▶ [Task objective]: Transcribe each record exactly. Include every one.

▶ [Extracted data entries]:
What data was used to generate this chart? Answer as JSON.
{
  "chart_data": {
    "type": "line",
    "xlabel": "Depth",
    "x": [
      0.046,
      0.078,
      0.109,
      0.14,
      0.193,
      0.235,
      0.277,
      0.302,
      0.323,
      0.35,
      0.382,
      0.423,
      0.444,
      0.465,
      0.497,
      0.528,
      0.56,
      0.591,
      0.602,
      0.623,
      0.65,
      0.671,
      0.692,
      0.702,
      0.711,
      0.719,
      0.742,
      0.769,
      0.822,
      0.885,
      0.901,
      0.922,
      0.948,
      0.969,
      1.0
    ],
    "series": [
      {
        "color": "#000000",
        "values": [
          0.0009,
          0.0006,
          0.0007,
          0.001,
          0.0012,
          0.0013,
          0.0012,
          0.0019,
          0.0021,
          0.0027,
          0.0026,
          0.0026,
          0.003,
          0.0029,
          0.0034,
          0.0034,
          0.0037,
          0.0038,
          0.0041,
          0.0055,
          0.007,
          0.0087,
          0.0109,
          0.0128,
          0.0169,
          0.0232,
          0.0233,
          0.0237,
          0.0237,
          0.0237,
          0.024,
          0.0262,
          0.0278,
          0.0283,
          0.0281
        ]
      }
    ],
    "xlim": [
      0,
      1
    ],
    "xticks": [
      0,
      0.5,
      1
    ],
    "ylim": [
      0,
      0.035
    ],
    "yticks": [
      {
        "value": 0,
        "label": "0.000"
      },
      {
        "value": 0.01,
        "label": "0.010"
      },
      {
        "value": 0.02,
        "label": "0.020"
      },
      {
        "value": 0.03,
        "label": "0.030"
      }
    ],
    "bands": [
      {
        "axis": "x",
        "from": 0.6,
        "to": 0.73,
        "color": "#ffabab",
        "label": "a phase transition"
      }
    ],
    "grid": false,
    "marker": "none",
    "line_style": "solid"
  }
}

▶ [Result of the exercise]:
What data was used to generate this chart? Answer as JSON.
{
  "chart_data": {
    "type": "line",
    "xlabel": "Depth",
    "x": [
      0.046,
      0.078,
      0.109,
      0.14,
      0.193,
      0.235,
      0.277,
      0.302,
      0.323,
      0.35,
      0.382,
      0.423,
      0.444,
      0.465,
      0.497,
      0.528,
      0.56,
      0.591,
      0.602,
      0.623,
      0.65,
      0.671,
      0.692,
      0.702,
      0.711,
      0.719,
      0.742,
      0.769,
      0.822,
      0.885,
      0.901,
      0.922,
      0.948,
      0.969,
      1.0
    ],
    "series": [
      {
        "color": "#000000",
        "values": [
          0.0009,
          0.0006,
          0.0007,
          0.001,
          0.0012,
          0.0013,
          0.0012,
          0.0019,
          0.0021,
          0.0027,
          0.0026,
          0.0026,
          0.003,
          0.0029,
          0.0034,
          0.0034,
          0.0037,
          0.0038,
          0.0041,
          0.0055,
          0.007,
          0.0087,
          0.0109,
          0.0128,
          0.0169,
          0.0232,
          0.0233,
          0.0237,
          0.0237,
          0.0237,
          0.024,
          0.0262,
          0.0278,
          0.0283,
          0.0281
        ]
      }
    ],
    "xlim": [
      0,
      1
    ],
    "xticks": [
      0,
      0.5,
      1
    ],
    "ylim": [
      0,
      0.035
    ],
    "yticks": [
      {
        "value": 0,
        "label": "0.000"
      },
      {
        "value": 0.01,
        "label": "0.010"
      },
      {
        "value": 0.02,
        "label": "0.020"
      },
      {
        "value": 0.03,
        "label": "0.030"
      }
    ],
    "bands": [
      {
        "axis": "x",
        "from": 0.6,
        "to": 0.73,
        "color": "#ffabab",
        "label": "a phase transition"
      }
    ],
    "grid": false,
    "marker": "none",
    "line_style": "solid"
  }
}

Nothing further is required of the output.